Your objective
Look through the material below for "frac". Copy every line that contains it.

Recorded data
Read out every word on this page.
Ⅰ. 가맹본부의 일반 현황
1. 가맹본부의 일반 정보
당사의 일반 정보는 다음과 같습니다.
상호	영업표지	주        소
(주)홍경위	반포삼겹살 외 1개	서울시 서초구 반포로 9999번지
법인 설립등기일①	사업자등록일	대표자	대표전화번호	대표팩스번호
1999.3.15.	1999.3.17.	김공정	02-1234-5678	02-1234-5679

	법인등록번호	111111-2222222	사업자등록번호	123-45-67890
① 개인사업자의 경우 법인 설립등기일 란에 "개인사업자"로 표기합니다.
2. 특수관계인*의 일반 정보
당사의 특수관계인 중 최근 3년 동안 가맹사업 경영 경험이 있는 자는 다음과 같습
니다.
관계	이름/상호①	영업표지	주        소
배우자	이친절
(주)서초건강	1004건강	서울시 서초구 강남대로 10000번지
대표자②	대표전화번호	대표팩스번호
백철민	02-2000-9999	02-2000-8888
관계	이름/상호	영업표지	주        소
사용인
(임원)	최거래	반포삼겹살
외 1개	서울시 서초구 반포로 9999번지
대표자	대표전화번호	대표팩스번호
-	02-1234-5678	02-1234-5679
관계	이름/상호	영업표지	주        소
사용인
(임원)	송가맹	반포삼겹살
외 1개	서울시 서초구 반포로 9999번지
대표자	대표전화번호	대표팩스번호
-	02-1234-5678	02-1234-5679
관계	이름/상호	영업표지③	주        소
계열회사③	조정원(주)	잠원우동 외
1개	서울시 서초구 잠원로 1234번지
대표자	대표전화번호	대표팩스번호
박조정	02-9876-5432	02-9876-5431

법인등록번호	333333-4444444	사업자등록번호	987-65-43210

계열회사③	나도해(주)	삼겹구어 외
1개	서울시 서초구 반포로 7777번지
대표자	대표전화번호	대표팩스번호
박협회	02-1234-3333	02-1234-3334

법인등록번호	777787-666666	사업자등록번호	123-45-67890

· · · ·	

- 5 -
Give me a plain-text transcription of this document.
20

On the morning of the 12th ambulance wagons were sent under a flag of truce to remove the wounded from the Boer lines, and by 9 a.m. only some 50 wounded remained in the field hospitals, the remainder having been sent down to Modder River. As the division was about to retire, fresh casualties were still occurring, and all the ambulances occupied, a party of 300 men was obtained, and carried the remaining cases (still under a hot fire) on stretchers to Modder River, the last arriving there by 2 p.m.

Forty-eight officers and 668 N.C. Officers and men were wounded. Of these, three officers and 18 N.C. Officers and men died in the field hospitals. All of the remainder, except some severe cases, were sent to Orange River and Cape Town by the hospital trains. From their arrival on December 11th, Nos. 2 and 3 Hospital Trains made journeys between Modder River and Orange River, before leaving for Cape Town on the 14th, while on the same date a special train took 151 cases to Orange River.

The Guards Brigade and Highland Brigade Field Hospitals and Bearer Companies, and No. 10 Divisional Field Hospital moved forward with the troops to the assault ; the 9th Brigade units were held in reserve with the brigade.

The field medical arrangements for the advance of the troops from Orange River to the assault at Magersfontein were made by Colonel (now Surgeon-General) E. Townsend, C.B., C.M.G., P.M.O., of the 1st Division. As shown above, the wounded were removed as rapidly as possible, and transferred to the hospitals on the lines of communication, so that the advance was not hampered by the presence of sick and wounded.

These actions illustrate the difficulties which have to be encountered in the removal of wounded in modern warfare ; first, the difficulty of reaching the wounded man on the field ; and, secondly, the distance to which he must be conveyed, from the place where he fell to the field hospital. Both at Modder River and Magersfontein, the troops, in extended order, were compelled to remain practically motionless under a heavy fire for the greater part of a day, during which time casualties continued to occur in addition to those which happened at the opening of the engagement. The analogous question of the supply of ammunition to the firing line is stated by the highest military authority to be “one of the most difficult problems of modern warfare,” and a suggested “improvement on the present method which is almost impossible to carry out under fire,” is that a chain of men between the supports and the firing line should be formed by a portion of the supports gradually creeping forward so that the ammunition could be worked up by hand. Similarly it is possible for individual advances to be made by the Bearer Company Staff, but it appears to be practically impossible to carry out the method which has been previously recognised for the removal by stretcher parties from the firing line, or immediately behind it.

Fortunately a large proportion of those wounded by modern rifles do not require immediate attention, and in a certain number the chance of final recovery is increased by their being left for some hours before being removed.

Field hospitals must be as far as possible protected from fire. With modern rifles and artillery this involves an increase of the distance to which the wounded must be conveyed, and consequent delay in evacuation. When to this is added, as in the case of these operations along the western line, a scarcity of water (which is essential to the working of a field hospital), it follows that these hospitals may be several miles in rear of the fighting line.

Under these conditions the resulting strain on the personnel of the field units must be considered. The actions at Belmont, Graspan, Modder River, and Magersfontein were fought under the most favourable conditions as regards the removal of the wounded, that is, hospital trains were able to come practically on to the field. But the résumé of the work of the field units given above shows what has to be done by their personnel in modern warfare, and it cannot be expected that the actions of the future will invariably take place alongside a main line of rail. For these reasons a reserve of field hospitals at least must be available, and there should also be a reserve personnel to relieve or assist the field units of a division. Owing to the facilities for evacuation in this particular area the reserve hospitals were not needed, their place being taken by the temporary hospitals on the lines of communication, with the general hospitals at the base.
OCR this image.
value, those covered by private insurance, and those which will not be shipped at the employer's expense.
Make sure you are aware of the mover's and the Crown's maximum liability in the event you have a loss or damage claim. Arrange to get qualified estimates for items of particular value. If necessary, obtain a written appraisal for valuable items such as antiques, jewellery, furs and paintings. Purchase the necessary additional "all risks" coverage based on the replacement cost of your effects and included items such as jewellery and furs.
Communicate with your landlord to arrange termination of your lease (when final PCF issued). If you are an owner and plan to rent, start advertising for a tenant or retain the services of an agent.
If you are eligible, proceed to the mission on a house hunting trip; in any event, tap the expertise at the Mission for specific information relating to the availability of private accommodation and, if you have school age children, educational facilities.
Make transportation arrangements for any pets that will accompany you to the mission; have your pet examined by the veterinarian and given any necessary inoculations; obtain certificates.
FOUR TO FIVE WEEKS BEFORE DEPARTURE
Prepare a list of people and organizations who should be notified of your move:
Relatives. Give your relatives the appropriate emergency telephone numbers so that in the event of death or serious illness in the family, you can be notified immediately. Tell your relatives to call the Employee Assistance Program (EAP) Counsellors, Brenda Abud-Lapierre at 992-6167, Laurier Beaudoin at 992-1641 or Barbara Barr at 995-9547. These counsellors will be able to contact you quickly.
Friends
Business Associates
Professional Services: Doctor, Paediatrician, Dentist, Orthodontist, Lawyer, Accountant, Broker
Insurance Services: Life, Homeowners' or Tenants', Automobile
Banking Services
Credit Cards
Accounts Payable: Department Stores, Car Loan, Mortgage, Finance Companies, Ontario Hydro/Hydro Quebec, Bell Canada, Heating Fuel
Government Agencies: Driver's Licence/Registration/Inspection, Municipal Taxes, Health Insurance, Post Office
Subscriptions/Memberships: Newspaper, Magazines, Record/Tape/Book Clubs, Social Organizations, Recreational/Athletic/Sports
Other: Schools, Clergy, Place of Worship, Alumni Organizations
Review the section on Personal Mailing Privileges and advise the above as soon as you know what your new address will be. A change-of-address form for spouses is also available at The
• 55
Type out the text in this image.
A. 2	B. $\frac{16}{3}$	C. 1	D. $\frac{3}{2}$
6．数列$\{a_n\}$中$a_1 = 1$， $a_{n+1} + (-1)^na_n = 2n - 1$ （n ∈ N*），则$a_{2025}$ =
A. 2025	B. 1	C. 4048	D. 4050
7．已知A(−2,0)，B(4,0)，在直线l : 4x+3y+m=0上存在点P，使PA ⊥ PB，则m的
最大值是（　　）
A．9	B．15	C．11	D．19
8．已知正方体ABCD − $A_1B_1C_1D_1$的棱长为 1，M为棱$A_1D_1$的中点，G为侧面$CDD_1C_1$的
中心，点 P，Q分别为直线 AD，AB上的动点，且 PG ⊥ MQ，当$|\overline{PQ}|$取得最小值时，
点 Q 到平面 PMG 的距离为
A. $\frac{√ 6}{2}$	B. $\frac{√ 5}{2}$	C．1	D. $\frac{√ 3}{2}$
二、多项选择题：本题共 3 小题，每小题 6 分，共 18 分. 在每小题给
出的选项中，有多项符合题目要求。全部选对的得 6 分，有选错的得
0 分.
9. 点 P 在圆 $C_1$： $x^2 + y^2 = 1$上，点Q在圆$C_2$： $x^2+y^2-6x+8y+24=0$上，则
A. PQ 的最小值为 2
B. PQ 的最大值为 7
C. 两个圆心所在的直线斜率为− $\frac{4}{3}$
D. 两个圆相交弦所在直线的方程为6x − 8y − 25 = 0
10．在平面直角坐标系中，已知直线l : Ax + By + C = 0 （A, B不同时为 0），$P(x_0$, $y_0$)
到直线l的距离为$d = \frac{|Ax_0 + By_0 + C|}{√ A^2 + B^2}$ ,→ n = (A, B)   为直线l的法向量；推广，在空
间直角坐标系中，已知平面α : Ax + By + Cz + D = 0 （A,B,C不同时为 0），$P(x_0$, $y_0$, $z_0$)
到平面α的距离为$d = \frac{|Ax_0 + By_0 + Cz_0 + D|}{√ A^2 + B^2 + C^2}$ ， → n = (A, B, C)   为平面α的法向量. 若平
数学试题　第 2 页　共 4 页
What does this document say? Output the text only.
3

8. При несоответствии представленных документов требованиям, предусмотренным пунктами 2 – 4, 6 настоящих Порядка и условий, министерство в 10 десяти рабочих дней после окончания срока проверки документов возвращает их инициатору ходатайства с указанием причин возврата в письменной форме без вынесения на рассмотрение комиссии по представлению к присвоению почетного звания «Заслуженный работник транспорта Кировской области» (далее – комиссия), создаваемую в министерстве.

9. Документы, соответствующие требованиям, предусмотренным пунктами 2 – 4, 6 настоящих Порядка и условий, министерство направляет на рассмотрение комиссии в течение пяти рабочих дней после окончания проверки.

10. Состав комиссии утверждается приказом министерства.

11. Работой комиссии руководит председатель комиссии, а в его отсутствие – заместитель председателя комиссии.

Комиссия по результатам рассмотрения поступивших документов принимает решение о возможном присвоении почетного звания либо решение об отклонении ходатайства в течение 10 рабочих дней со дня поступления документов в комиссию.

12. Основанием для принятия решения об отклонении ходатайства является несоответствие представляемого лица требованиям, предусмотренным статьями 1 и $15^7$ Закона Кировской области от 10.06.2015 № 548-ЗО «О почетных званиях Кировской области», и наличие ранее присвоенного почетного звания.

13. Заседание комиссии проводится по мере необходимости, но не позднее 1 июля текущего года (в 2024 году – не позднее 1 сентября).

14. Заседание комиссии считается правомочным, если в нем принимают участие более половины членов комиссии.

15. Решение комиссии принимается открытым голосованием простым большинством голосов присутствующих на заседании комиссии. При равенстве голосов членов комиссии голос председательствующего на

Task answer
A. 2	B. $\frac{16}{3}$	C. 1	D. $\frac{3}{2}$
A. $\frac{√ 6}{2}$	B. $\frac{√ 5}{2}$	C．1	D. $\frac{√ 3}{2}$
C. 两个圆心所在的直线斜率为− $\frac{4}{3}$
到直线l的距离为$d = \frac{|Ax_0 + By_0 + C|}{√ A^2 + B^2}$ ,→ n = (A, B)   为直线l的法向量；推广，在空
到平面α的距离为$d = \frac{|Ax_0 + By_0 + Cz_0 + D|}{√ A^2 + B^2 + C^2}$ ， → n = (A, B, C)   为平面α的法向量. 若平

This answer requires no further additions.